What the task asks: Retype all of the listing exactly, passing over any picture you find.

------------------------------------------------

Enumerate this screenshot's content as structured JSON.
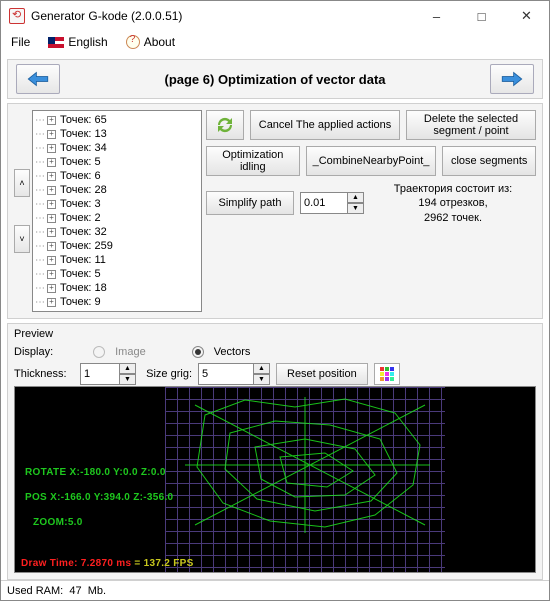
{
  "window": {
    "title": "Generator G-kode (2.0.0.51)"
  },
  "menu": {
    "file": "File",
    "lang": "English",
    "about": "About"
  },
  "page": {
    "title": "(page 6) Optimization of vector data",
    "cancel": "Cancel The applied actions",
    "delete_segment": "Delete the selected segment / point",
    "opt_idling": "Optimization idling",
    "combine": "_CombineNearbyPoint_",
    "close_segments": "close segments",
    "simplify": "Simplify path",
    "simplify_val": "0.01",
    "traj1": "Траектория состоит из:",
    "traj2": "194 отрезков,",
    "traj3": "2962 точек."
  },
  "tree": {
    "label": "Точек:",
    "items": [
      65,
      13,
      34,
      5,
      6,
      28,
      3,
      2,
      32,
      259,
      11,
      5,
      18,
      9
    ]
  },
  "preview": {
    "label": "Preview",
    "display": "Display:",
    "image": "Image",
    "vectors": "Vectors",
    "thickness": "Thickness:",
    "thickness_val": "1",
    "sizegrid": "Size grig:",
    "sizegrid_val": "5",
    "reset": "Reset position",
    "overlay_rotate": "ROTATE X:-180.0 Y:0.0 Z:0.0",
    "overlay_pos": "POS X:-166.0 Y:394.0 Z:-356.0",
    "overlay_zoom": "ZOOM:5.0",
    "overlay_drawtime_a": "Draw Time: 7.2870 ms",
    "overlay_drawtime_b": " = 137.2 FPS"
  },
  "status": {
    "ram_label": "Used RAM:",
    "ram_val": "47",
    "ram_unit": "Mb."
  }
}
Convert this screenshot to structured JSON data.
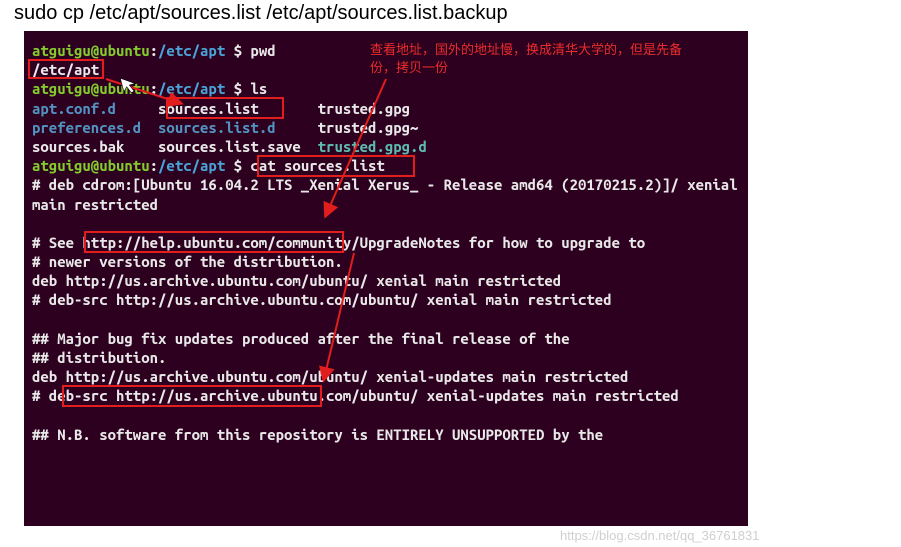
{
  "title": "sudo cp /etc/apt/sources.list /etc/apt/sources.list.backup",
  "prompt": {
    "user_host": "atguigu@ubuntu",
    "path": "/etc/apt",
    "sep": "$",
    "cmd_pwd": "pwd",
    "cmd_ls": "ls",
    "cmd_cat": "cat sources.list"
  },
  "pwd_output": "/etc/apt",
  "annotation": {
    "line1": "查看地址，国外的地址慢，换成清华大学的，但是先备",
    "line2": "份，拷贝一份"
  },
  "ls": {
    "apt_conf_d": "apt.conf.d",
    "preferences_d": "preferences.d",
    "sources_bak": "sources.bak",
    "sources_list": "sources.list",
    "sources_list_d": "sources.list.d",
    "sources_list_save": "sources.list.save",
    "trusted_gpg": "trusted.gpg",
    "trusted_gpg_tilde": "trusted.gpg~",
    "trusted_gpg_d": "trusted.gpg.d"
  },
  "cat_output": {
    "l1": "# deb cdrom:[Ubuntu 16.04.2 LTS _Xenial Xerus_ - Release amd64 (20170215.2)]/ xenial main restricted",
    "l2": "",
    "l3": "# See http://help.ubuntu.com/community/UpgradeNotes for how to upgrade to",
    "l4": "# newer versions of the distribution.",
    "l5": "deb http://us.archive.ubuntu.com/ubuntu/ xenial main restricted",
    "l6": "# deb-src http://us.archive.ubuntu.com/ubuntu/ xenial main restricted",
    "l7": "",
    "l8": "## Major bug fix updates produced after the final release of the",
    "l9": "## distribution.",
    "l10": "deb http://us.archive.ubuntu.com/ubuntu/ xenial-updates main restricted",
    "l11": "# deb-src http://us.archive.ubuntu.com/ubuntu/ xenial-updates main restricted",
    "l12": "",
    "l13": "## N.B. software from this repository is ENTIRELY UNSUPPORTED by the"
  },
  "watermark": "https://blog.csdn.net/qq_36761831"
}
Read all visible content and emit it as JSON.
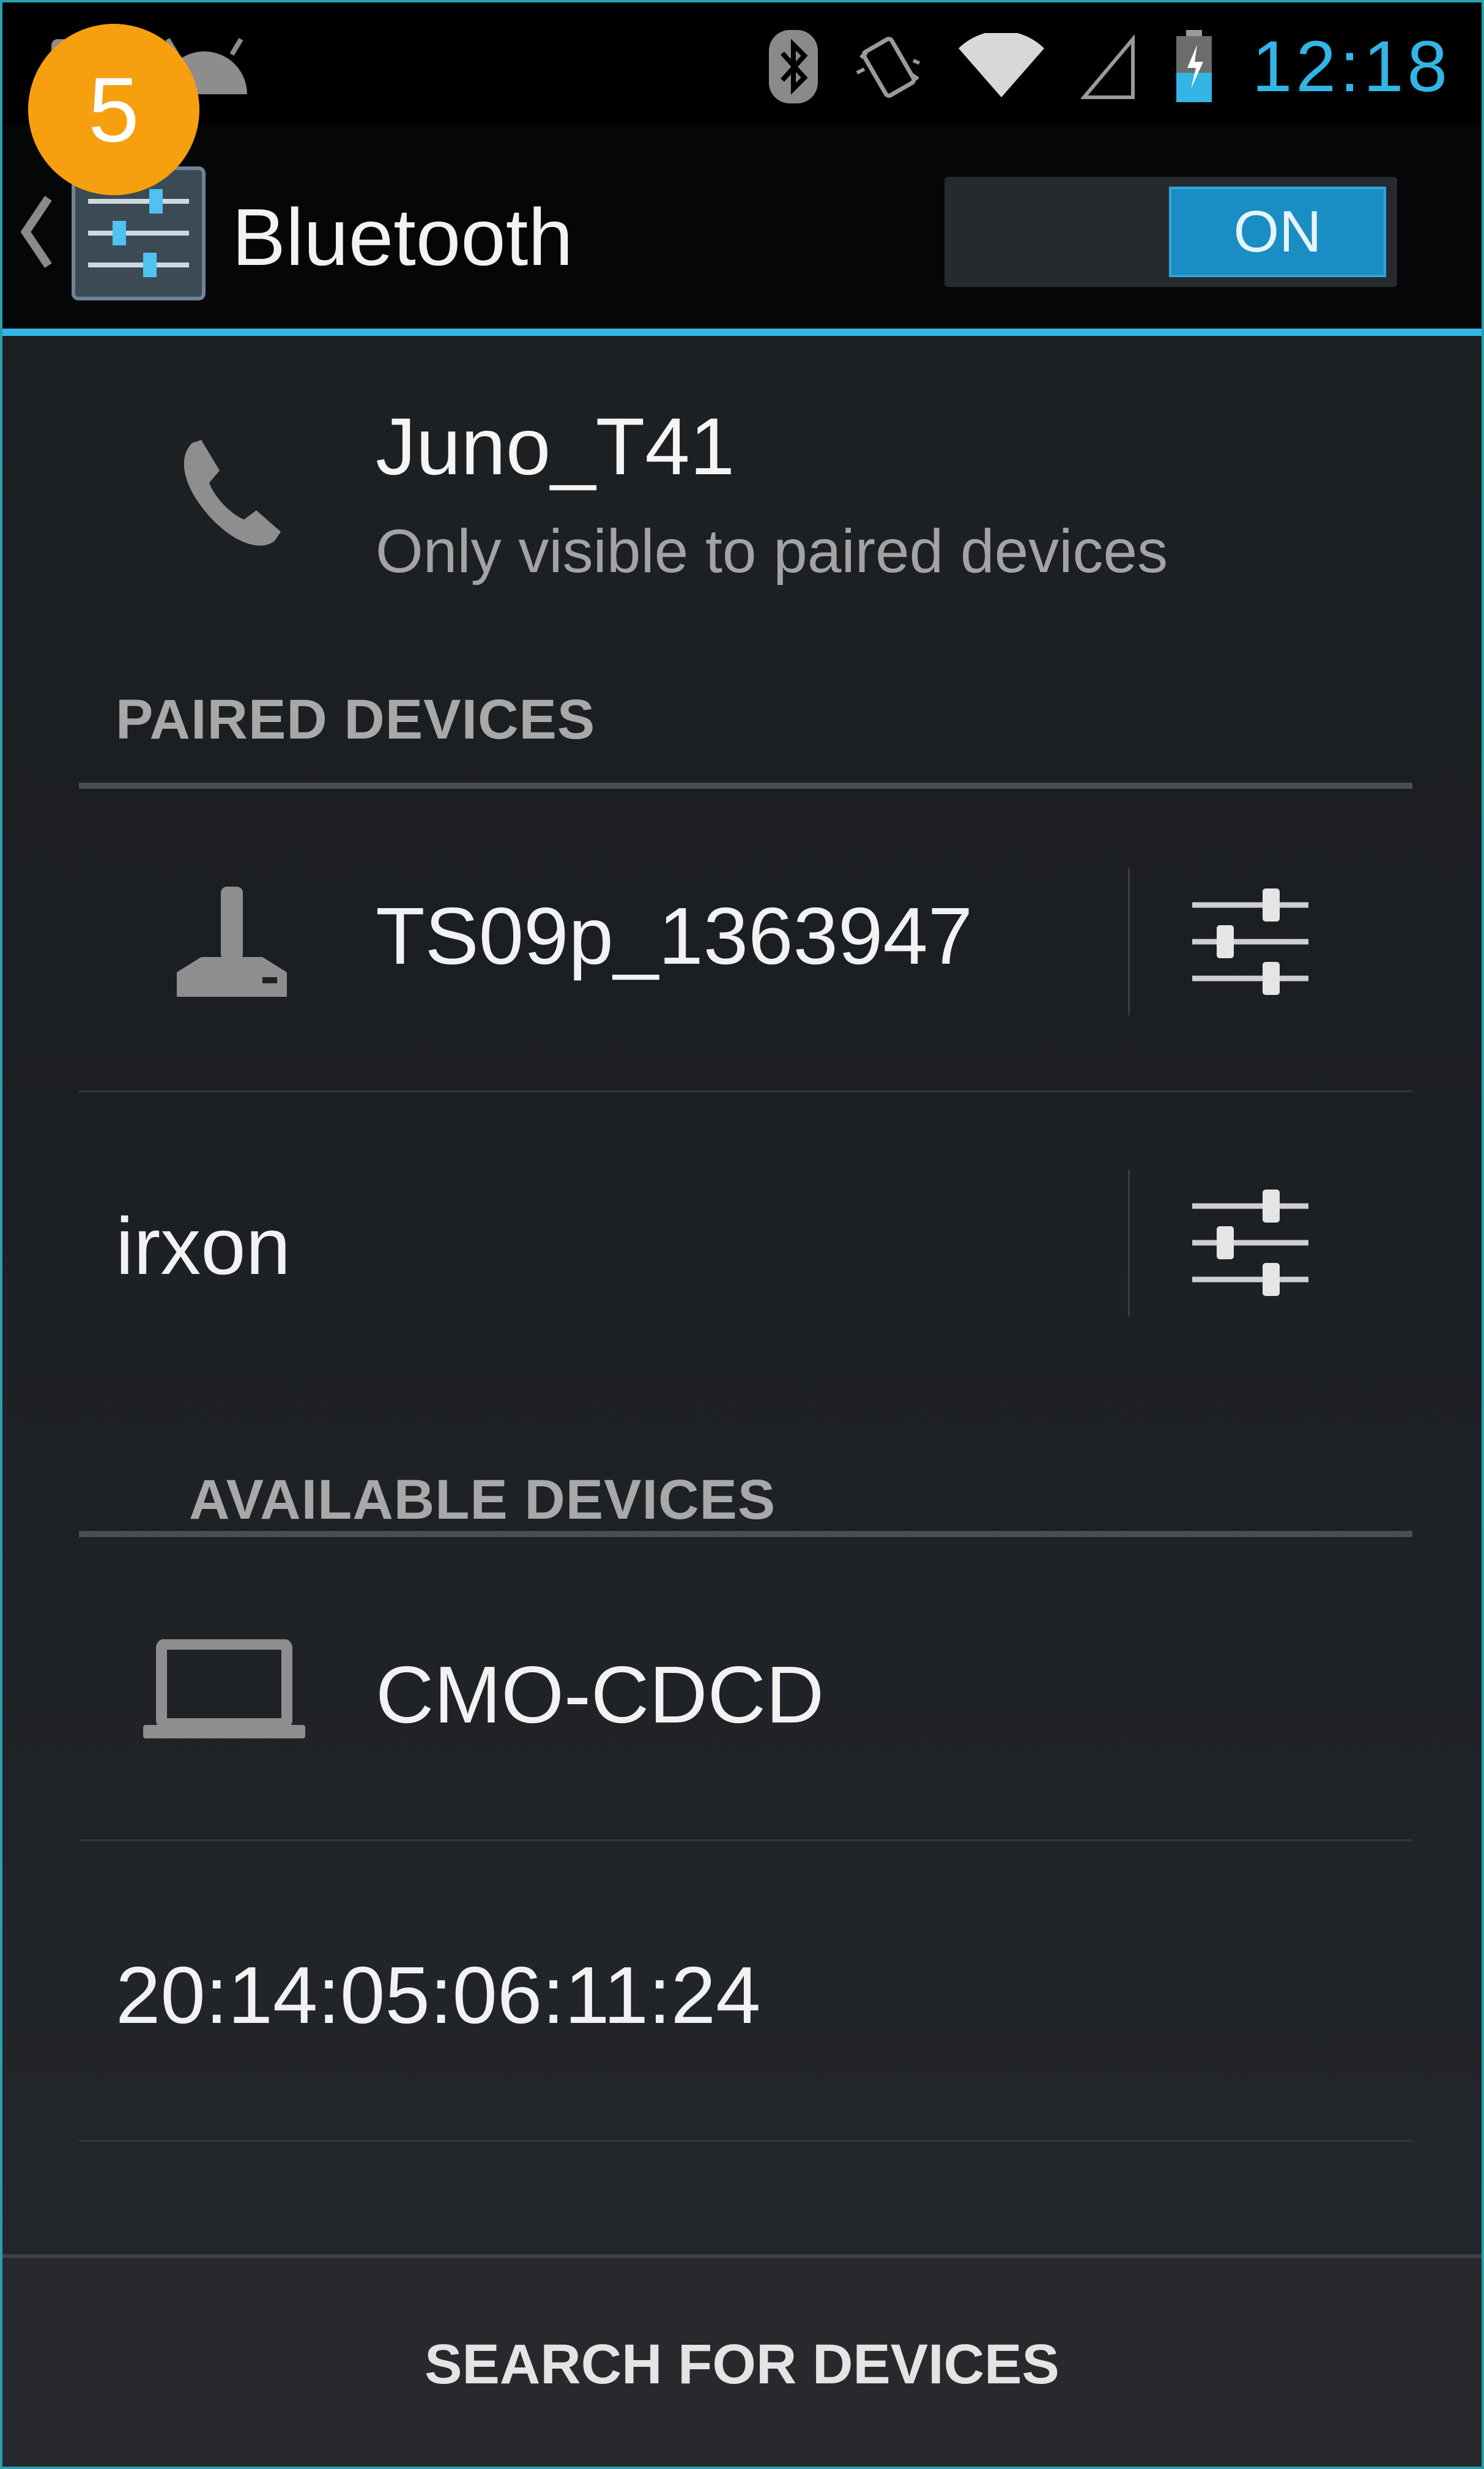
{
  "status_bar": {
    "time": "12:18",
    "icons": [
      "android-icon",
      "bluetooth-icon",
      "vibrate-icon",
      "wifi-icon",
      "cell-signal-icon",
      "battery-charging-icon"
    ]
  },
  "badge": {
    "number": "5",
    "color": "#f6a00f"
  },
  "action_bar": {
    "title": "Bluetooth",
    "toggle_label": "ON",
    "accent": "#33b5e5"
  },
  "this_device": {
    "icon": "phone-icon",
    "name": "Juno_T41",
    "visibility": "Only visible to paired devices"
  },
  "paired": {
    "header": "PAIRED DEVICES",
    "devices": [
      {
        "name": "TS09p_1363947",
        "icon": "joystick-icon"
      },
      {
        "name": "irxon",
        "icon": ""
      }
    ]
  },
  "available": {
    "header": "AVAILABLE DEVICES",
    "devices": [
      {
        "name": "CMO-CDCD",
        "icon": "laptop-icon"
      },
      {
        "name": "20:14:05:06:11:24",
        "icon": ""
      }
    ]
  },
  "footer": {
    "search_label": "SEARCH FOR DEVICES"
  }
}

------------------------------------------------

Exercise result:
Enumerate this screenshot's content as structured JSON.
{
  "window": {
    "title": "Generator G-kode (2.0.0.51)"
  },
  "menu": {
    "file": "File",
    "lang": "English",
    "about": "About"
  },
  "page": {
    "title": "(page 6) Optimization of vector data",
    "cancel": "Cancel The applied actions",
    "delete_segment": "Delete the selected segment / point",
    "opt_idling": "Optimization idling",
    "combine": "_CombineNearbyPoint_",
    "close_segments": "close segments",
    "simplify": "Simplify path",
    "simplify_val": "0.01",
    "traj1": "Траектория состоит из:",
    "traj2": "194 отрезков,",
    "traj3": "2962 точек."
  },
  "tree": {
    "label": "Точек:",
    "items": [
      65,
      13,
      34,
      5,
      6,
      28,
      3,
      2,
      32,
      259,
      11,
      5,
      18,
      9
    ]
  },
  "preview": {
    "label": "Preview",
    "display": "Display:",
    "image": "Image",
    "vectors": "Vectors",
    "thickness": "Thickness:",
    "thickness_val": "1",
    "sizegrid": "Size grig:",
    "sizegrid_val": "5",
    "reset": "Reset position",
    "overlay_rotate": "ROTATE X:-180.0 Y:0.0 Z:0.0",
    "overlay_pos": "POS X:-166.0 Y:394.0 Z:-356.0",
    "overlay_zoom": "ZOOM:5.0",
    "overlay_drawtime_a": "Draw Time: 7.2870 ms",
    "overlay_drawtime_b": " = 137.2 FPS"
  },
  "status": {
    "ram_label": "Used RAM:",
    "ram_val": "47",
    "ram_unit": "Mb."
  }
}
Convert this screenshot to structured JSON data.
{
  "title": "sudo cp /etc/apt/sources.list /etc/apt/sources.list.backup",
  "prompt": {
    "user_host": "atguigu@ubuntu",
    "path": "/etc/apt",
    "sep": "$",
    "cmd_pwd": "pwd",
    "cmd_ls": "ls",
    "cmd_cat": "cat sources.list"
  },
  "pwd_output": "/etc/apt",
  "annotation": {
    "line1": "查看地址，国外的地址慢，换成清华大学的，但是先备",
    "line2": "份，拷贝一份"
  },
  "ls": {
    "apt_conf_d": "apt.conf.d",
    "preferences_d": "preferences.d",
    "sources_bak": "sources.bak",
    "sources_list": "sources.list",
    "sources_list_d": "sources.list.d",
    "sources_list_save": "sources.list.save",
    "trusted_gpg": "trusted.gpg",
    "trusted_gpg_tilde": "trusted.gpg~",
    "trusted_gpg_d": "trusted.gpg.d"
  },
  "cat_output": {
    "l1": "# deb cdrom:[Ubuntu 16.04.2 LTS _Xenial Xerus_ - Release amd64 (20170215.2)]/ xenial main restricted",
    "l2": "",
    "l3": "# See http://help.ubuntu.com/community/UpgradeNotes for how to upgrade to",
    "l4": "# newer versions of the distribution.",
    "l5": "deb http://us.archive.ubuntu.com/ubuntu/ xenial main restricted",
    "l6": "# deb-src http://us.archive.ubuntu.com/ubuntu/ xenial main restricted",
    "l7": "",
    "l8": "## Major bug fix updates produced after the final release of the",
    "l9": "## distribution.",
    "l10": "deb http://us.archive.ubuntu.com/ubuntu/ xenial-updates main restricted",
    "l11": "# deb-src http://us.archive.ubuntu.com/ubuntu/ xenial-updates main restricted",
    "l12": "",
    "l13": "## N.B. software from this repository is ENTIRELY UNSUPPORTED by the"
  },
  "watermark": "https://blog.csdn.net/qq_36761831"
}
Read all visible content and emit it as JSON.
{
  "status_bar": {
    "time": "12:18",
    "icons": [
      "android-icon",
      "bluetooth-icon",
      "vibrate-icon",
      "wifi-icon",
      "cell-signal-icon",
      "battery-charging-icon"
    ]
  },
  "badge": {
    "number": "5",
    "color": "#f6a00f"
  },
  "action_bar": {
    "title": "Bluetooth",
    "toggle_label": "ON",
    "accent": "#33b5e5"
  },
  "this_device": {
    "icon": "phone-icon",
    "name": "Juno_T41",
    "visibility": "Only visible to paired devices"
  },
  "paired": {
    "header": "PAIRED DEVICES",
    "devices": [
      {
        "name": "TS09p_1363947",
        "icon": "joystick-icon"
      },
      {
        "name": "irxon",
        "icon": ""
      }
    ]
  },
  "available": {
    "header": "AVAILABLE DEVICES",
    "devices": [
      {
        "name": "CMO-CDCD",
        "icon": "laptop-icon"
      },
      {
        "name": "20:14:05:06:11:24",
        "icon": ""
      }
    ]
  },
  "footer": {
    "search_label": "SEARCH FOR DEVICES"
  }
}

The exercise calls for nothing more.